**What you should do**
Skip the pictures and quote all of the lines exactly.

**Dataset**
----
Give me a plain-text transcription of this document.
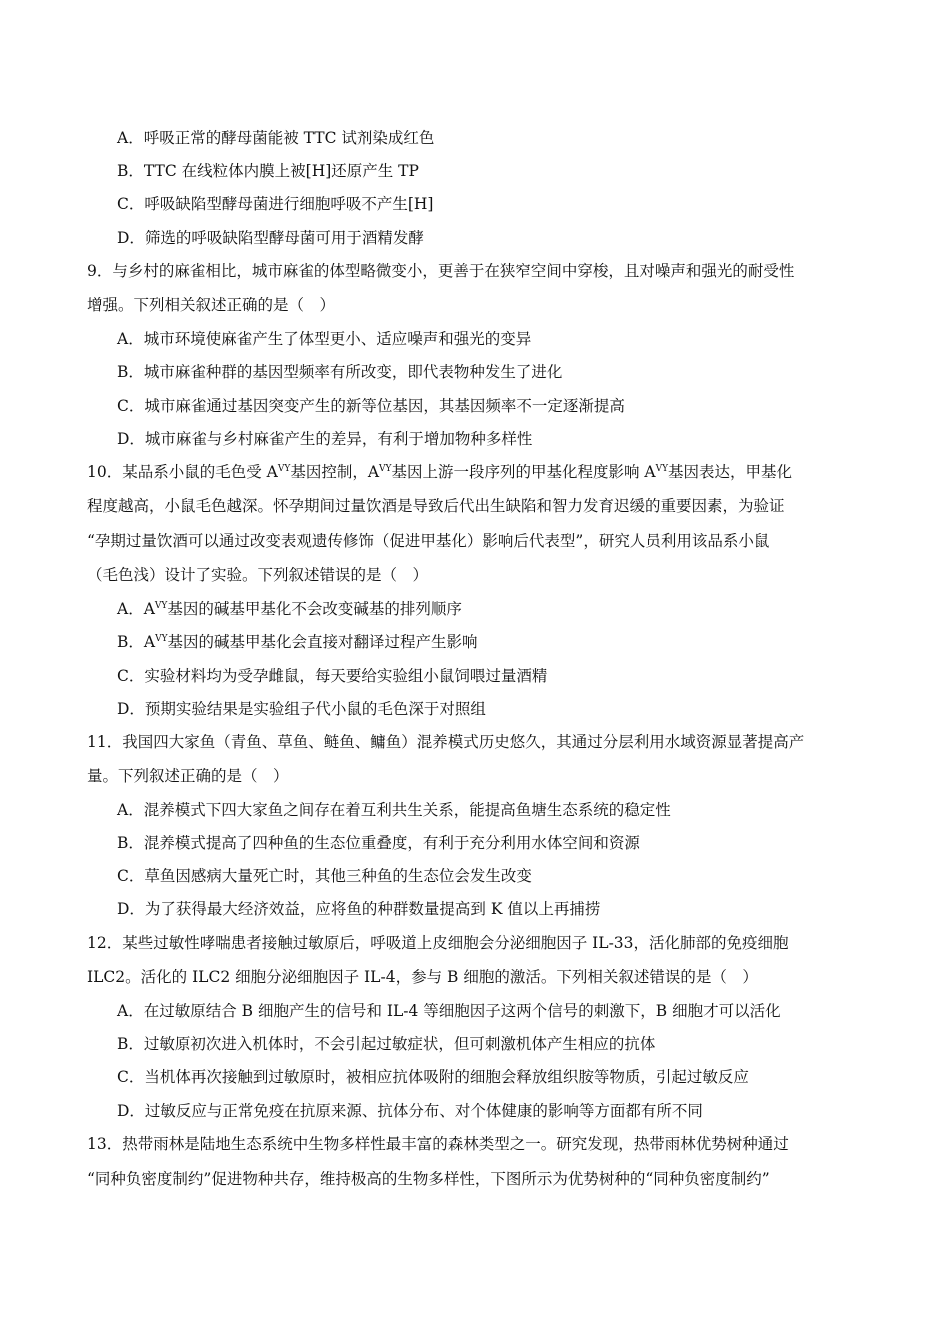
A．呼吸正常的酵母菌能被 TTC 试剂染成红色
B．TTC 在线粒体内膜上被[H]还原产生 TP
C．呼吸缺陷型酵母菌进行细胞呼吸不产生[H]
D．筛选的呼吸缺陷型酵母菌可用于酒精发酵
9．与乡村的麻雀相比，城市麻雀的体型略微变小，更善于在狭窄空间中穿梭，且对噪声和强光的耐受性
增强。下列相关叙述正确的是（　）
A．城市环境使麻雀产生了体型更小、适应噪声和强光的变异
B．城市麻雀种群的基因型频率有所改变，即代表物种发生了进化
C．城市麻雀通过基因突变产生的新等位基因，其基因频率不一定逐渐提高
D．城市麻雀与乡村麻雀产生的差异，有利于增加物种多样性
10．某品系小鼠的毛色受 $A^{VY}$基因控制，$A^{VY}$基因上游一段序列的甲基化程度影响 $A^{VY}$基因表达，甲基化
程度越高，小鼠毛色越深。怀孕期间过量饮酒是导致后代出生缺陷和智力发育迟缓的重要因素，为验证
“孕期过量饮酒可以通过改变表观遗传修饰（促进甲基化）影响后代表型”，研究人员利用该品系小鼠
（毛色浅）设计了实验。下列叙述错误的是（　）
A．$A^{VY}$基因的碱基甲基化不会改变碱基的排列顺序
B．$A^{VY}$基因的碱基甲基化会直接对翻译过程产生影响
C．实验材料均为受孕雌鼠，每天要给实验组小鼠饲喂过量酒精
D．预期实验结果是实验组子代小鼠的毛色深于对照组
11．我国四大家鱼（青鱼、草鱼、鲢鱼、鳙鱼）混养模式历史悠久，其通过分层利用水域资源显著提高产
量。下列叙述正确的是（　）
A．混养模式下四大家鱼之间存在着互利共生关系，能提高鱼塘生态系统的稳定性
B．混养模式提高了四种鱼的生态位重叠度，有利于充分利用水体空间和资源
C．草鱼因感病大量死亡时，其他三种鱼的生态位会发生改变
D．为了获得最大经济效益，应将鱼的种群数量提高到 K 值以上再捕捞
12．某些过敏性哮喘患者接触过敏原后，呼吸道上皮细胞会分泌细胞因子 IL-33，活化肺部的免疫细胞
ILC2。活化的 ILC2 细胞分泌细胞因子 IL-4，参与 B 细胞的激活。下列相关叙述错误的是（　）
A．在过敏原结合 B 细胞产生的信号和 IL-4 等细胞因子这两个信号的刺激下，B 细胞才可以活化
B．过敏原初次进入机体时，不会引起过敏症状，但可刺激机体产生相应的抗体
C．当机体再次接触到过敏原时，被相应抗体吸附的细胞会释放组织胺等物质，引起过敏反应
D．过敏反应与正常免疫在抗原来源、抗体分布、对个体健康的影响等方面都有所不同
13．热带雨林是陆地生态系统中生物多样性最丰富的森林类型之一。研究发现，热带雨林优势树种通过
“同种负密度制约”促进物种共存，维持极高的生物多样性，下图所示为优势树种的“同种负密度制约”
----
**Correct answer**
Give me a plain-text transcription of this document.
A．呼吸正常的酵母菌能被 TTC 试剂染成红色
B．TTC 在线粒体内膜上被[H]还原产生 TP
C．呼吸缺陷型酵母菌进行细胞呼吸不产生[H]
D．筛选的呼吸缺陷型酵母菌可用于酒精发酵
9．与乡村的麻雀相比，城市麻雀的体型略微变小，更善于在狭窄空间中穿梭，且对噪声和强光的耐受性
增强。下列相关叙述正确的是（　）
A．城市环境使麻雀产生了体型更小、适应噪声和强光的变异
B．城市麻雀种群的基因型频率有所改变，即代表物种发生了进化
C．城市麻雀通过基因突变产生的新等位基因，其基因频率不一定逐渐提高
D．城市麻雀与乡村麻雀产生的差异，有利于增加物种多样性
10．某品系小鼠的毛色受 $A^{VY}$基因控制，$A^{VY}$基因上游一段序列的甲基化程度影响 $A^{VY}$基因表达，甲基化
程度越高，小鼠毛色越深。怀孕期间过量饮酒是导致后代出生缺陷和智力发育迟缓的重要因素，为验证
“孕期过量饮酒可以通过改变表观遗传修饰（促进甲基化）影响后代表型”，研究人员利用该品系小鼠
（毛色浅）设计了实验。下列叙述错误的是（　）
A．$A^{VY}$基因的碱基甲基化不会改变碱基的排列顺序
B．$A^{VY}$基因的碱基甲基化会直接对翻译过程产生影响
C．实验材料均为受孕雌鼠，每天要给实验组小鼠饲喂过量酒精
D．预期实验结果是实验组子代小鼠的毛色深于对照组
11．我国四大家鱼（青鱼、草鱼、鲢鱼、鳙鱼）混养模式历史悠久，其通过分层利用水域资源显著提高产
量。下列叙述正确的是（　）
A．混养模式下四大家鱼之间存在着互利共生关系，能提高鱼塘生态系统的稳定性
B．混养模式提高了四种鱼的生态位重叠度，有利于充分利用水体空间和资源
C．草鱼因感病大量死亡时，其他三种鱼的生态位会发生改变
D．为了获得最大经济效益，应将鱼的种群数量提高到 K 值以上再捕捞
12．某些过敏性哮喘患者接触过敏原后，呼吸道上皮细胞会分泌细胞因子 IL-33，活化肺部的免疫细胞
ILC2。活化的 ILC2 细胞分泌细胞因子 IL-4，参与 B 细胞的激活。下列相关叙述错误的是（　）
A．在过敏原结合 B 细胞产生的信号和 IL-4 等细胞因子这两个信号的刺激下，B 细胞才可以活化
B．过敏原初次进入机体时，不会引起过敏症状，但可刺激机体产生相应的抗体
C．当机体再次接触到过敏原时，被相应抗体吸附的细胞会释放组织胺等物质，引起过敏反应
D．过敏反应与正常免疫在抗原来源、抗体分布、对个体健康的影响等方面都有所不同
13．热带雨林是陆地生态系统中生物多样性最丰富的森林类型之一。研究发现，热带雨林优势树种通过
“同种负密度制约”促进物种共存，维持极高的生物多样性，下图所示为优势树种的“同种负密度制约”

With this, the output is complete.